--- Do this ---
Without the images, write out the whole listing exactly.

--- Provided data ---
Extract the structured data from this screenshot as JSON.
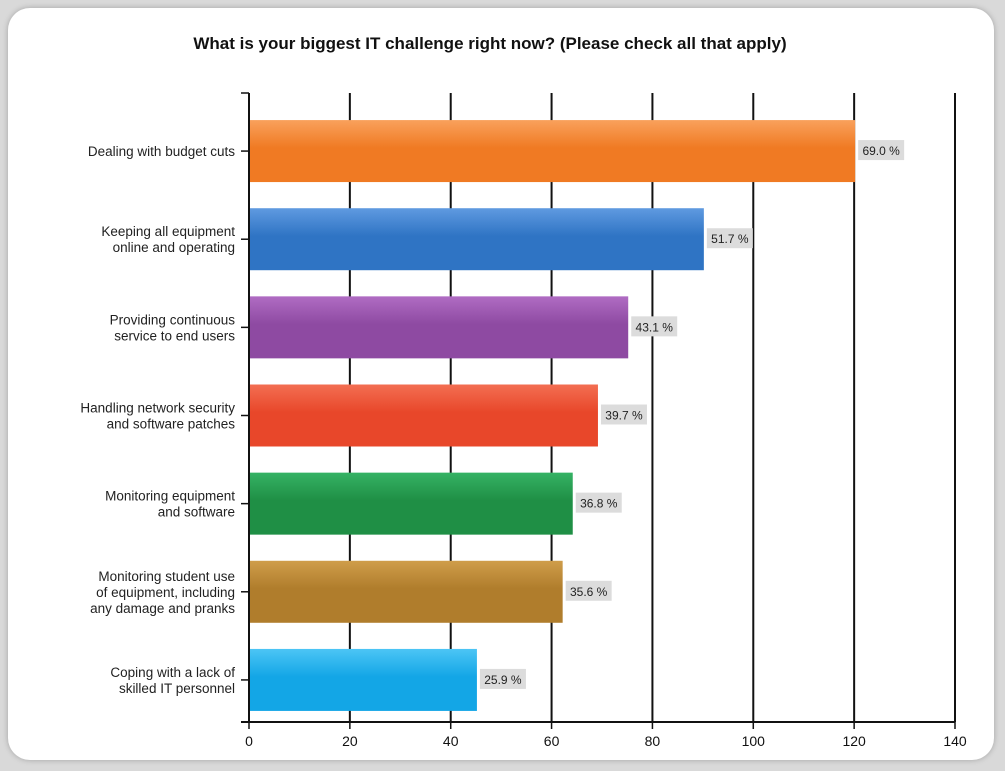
{
  "chart_data": {
    "type": "bar",
    "orientation": "horizontal",
    "title": "What is your biggest IT challenge right now? (Please check all that apply)",
    "xlabel": "",
    "ylabel": "",
    "xlim": [
      0,
      140
    ],
    "x_ticks": [
      0,
      20,
      40,
      60,
      80,
      100,
      120,
      140
    ],
    "grid": true,
    "legend": "none",
    "categories": [
      [
        "Dealing with budget cuts"
      ],
      [
        "Keeping all equipment",
        "online and operating"
      ],
      [
        "Providing continuous",
        "service to end users"
      ],
      [
        "Handling network security",
        "and software patches"
      ],
      [
        "Monitoring equipment",
        "and software"
      ],
      [
        "Monitoring student use",
        "of equipment, including",
        "any damage and pranks"
      ],
      [
        "Coping with a lack of",
        "skilled IT personnel"
      ]
    ],
    "values": [
      120,
      90,
      75,
      69,
      64,
      62,
      45
    ],
    "data_labels": [
      "69.0 %",
      "51.7 %",
      "43.1 %",
      "39.7 %",
      "36.8 %",
      "35.6 %",
      "25.9 %"
    ],
    "colors": [
      "#f07a23",
      "#2f74c4",
      "#8e4aa2",
      "#e8472a",
      "#1f8f45",
      "#b07d2c",
      "#13a6e6"
    ],
    "colors_light": [
      "#f9a15c",
      "#5f9ae0",
      "#b06cc3",
      "#f36e52",
      "#35b264",
      "#cf9d4a",
      "#4cc5f5"
    ]
  }
}
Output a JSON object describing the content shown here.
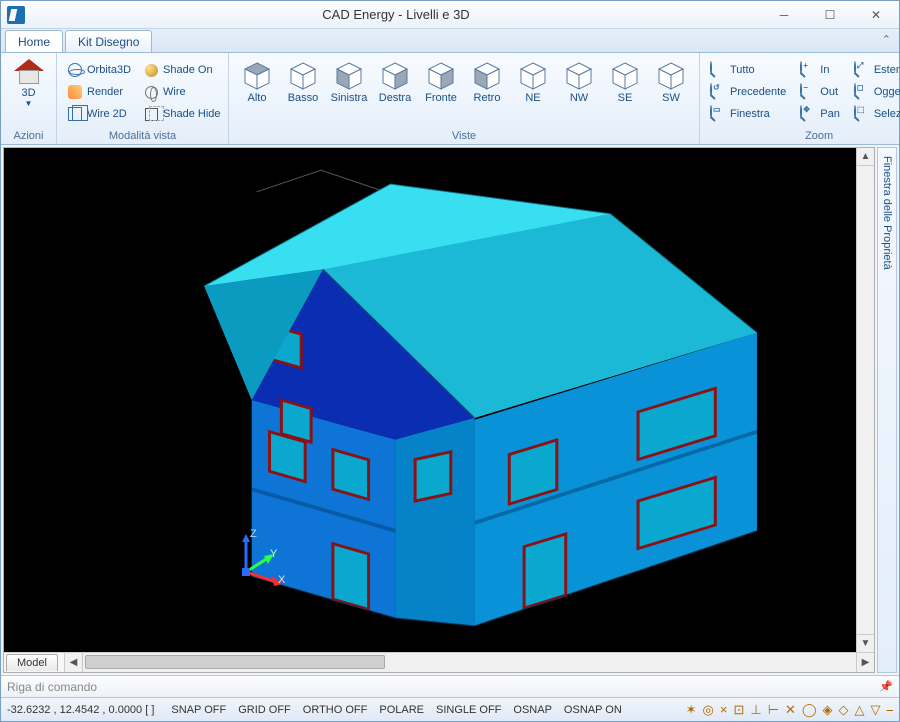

--- Expected answer ---
Extract the structured data from this screenshot as JSON.
{
  "chart_data": {
    "type": "bar",
    "orientation": "horizontal",
    "title": "What is your biggest IT challenge right now? (Please check all that apply)",
    "xlabel": "",
    "ylabel": "",
    "xlim": [
      0,
      140
    ],
    "x_ticks": [
      0,
      20,
      40,
      60,
      80,
      100,
      120,
      140
    ],
    "grid": true,
    "legend": "none",
    "categories": [
      [
        "Dealing with budget cuts"
      ],
      [
        "Keeping all equipment",
        "online and operating"
      ],
      [
        "Providing continuous",
        "service to end users"
      ],
      [
        "Handling network security",
        "and software patches"
      ],
      [
        "Monitoring equipment",
        "and software"
      ],
      [
        "Monitoring student use",
        "of equipment, including",
        "any damage and pranks"
      ],
      [
        "Coping with a lack of",
        "skilled IT personnel"
      ]
    ],
    "values": [
      120,
      90,
      75,
      69,
      64,
      62,
      45
    ],
    "data_labels": [
      "69.0 %",
      "51.7 %",
      "43.1 %",
      "39.7 %",
      "36.8 %",
      "35.6 %",
      "25.9 %"
    ],
    "colors": [
      "#f07a23",
      "#2f74c4",
      "#8e4aa2",
      "#e8472a",
      "#1f8f45",
      "#b07d2c",
      "#13a6e6"
    ],
    "colors_light": [
      "#f9a15c",
      "#5f9ae0",
      "#b06cc3",
      "#f36e52",
      "#35b264",
      "#cf9d4a",
      "#4cc5f5"
    ]
  }
}
Output a JSON object describing the content shown here.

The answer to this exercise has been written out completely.